--- TASK GOAL ---
Output the full listing below exactly as it reads, and skip anything that is a picture.

--- DATA FOR THIS TASK ---
## START

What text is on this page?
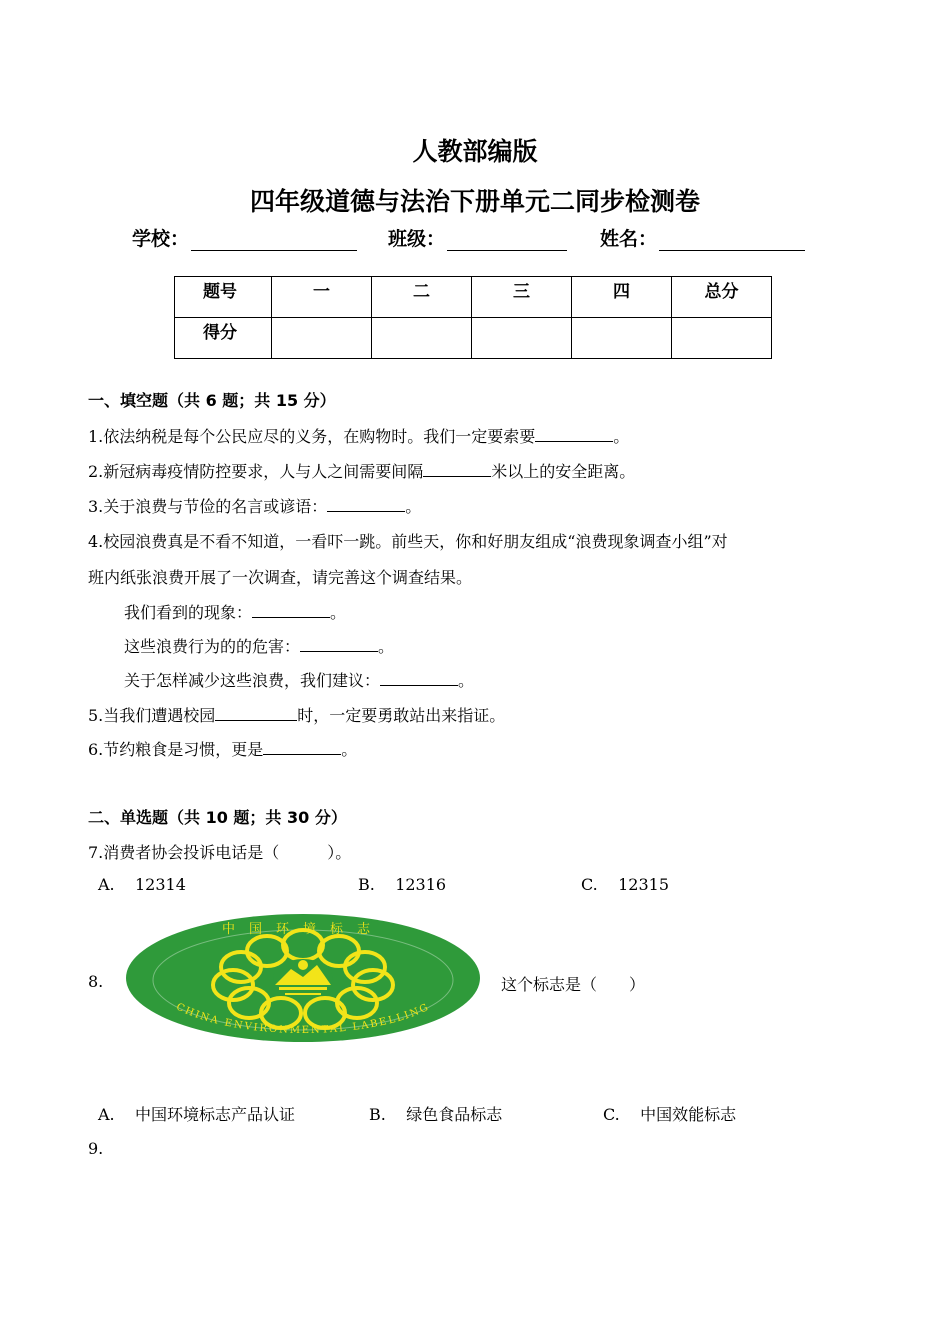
人教部编版
四年级道德与法治下册单元二同步检测卷
学校：	班级：	姓名：
题号	一	二	三	四	总分
得分					
一、填空题（共 6 题；共 15 分）
1.依法纳税是每个公民应尽的义务，在购物时。我们一定要索要	。
2.新冠病毒疫情防控要求，人与人之间需要间隔	米以上的安全距离。
3.关于浪费与节俭的名言或谚语：	。
4.校园浪费真是不看不知道，一看吓一跳。前些天，你和好朋友组成“浪费现象调查小组”对
班内纸张浪费开展了一次调查，请完善这个调查结果。
我们看到的现象：	。
这些浪费行为的的危害：	。
关于怎样减少这些浪费，我们建议：	。
5.当我们遭遇校园	时，一定要勇敢站出来指证。
6.节约粮食是习惯，更是	。
二、单选题（共 10 题；共 30 分）
7.消费者协会投诉电话是（　　　）。
A. 12314	B. 12316	C. 12315
8.
中国环境标志
CHINA ENVIRONMENTAL LABELLING
这个标志是（　　）
A. 中国环境标志产品认证	B. 绿色食品标志	C. 中国效能标志
9.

## END

--- FINAL RESULT ---
What text is on this page?
人教部编版
四年级道德与法治下册单元二同步检测卷
学校：	班级：	姓名：
题号	一	二	三	四	总分
得分					
一、填空题（共 6 题；共 15 分）
1.依法纳税是每个公民应尽的义务，在购物时。我们一定要索要	。
2.新冠病毒疫情防控要求，人与人之间需要间隔	米以上的安全距离。
3.关于浪费与节俭的名言或谚语：	。
4.校园浪费真是不看不知道，一看吓一跳。前些天，你和好朋友组成“浪费现象调查小组”对
班内纸张浪费开展了一次调查，请完善这个调查结果。
我们看到的现象：	。
这些浪费行为的的危害：	。
关于怎样减少这些浪费，我们建议：	。
5.当我们遭遇校园	时，一定要勇敢站出来指证。
6.节约粮食是习惯，更是	。
二、单选题（共 10 题；共 30 分）
7.消费者协会投诉电话是（　　　）。
A. 12314	B. 12316	C. 12315
8.
中国环境标志
CHINA ENVIRONMENTAL LABELLING
这个标志是（　　）
A. 中国环境标志产品认证	B. 绿色食品标志	C. 中国效能标志
9.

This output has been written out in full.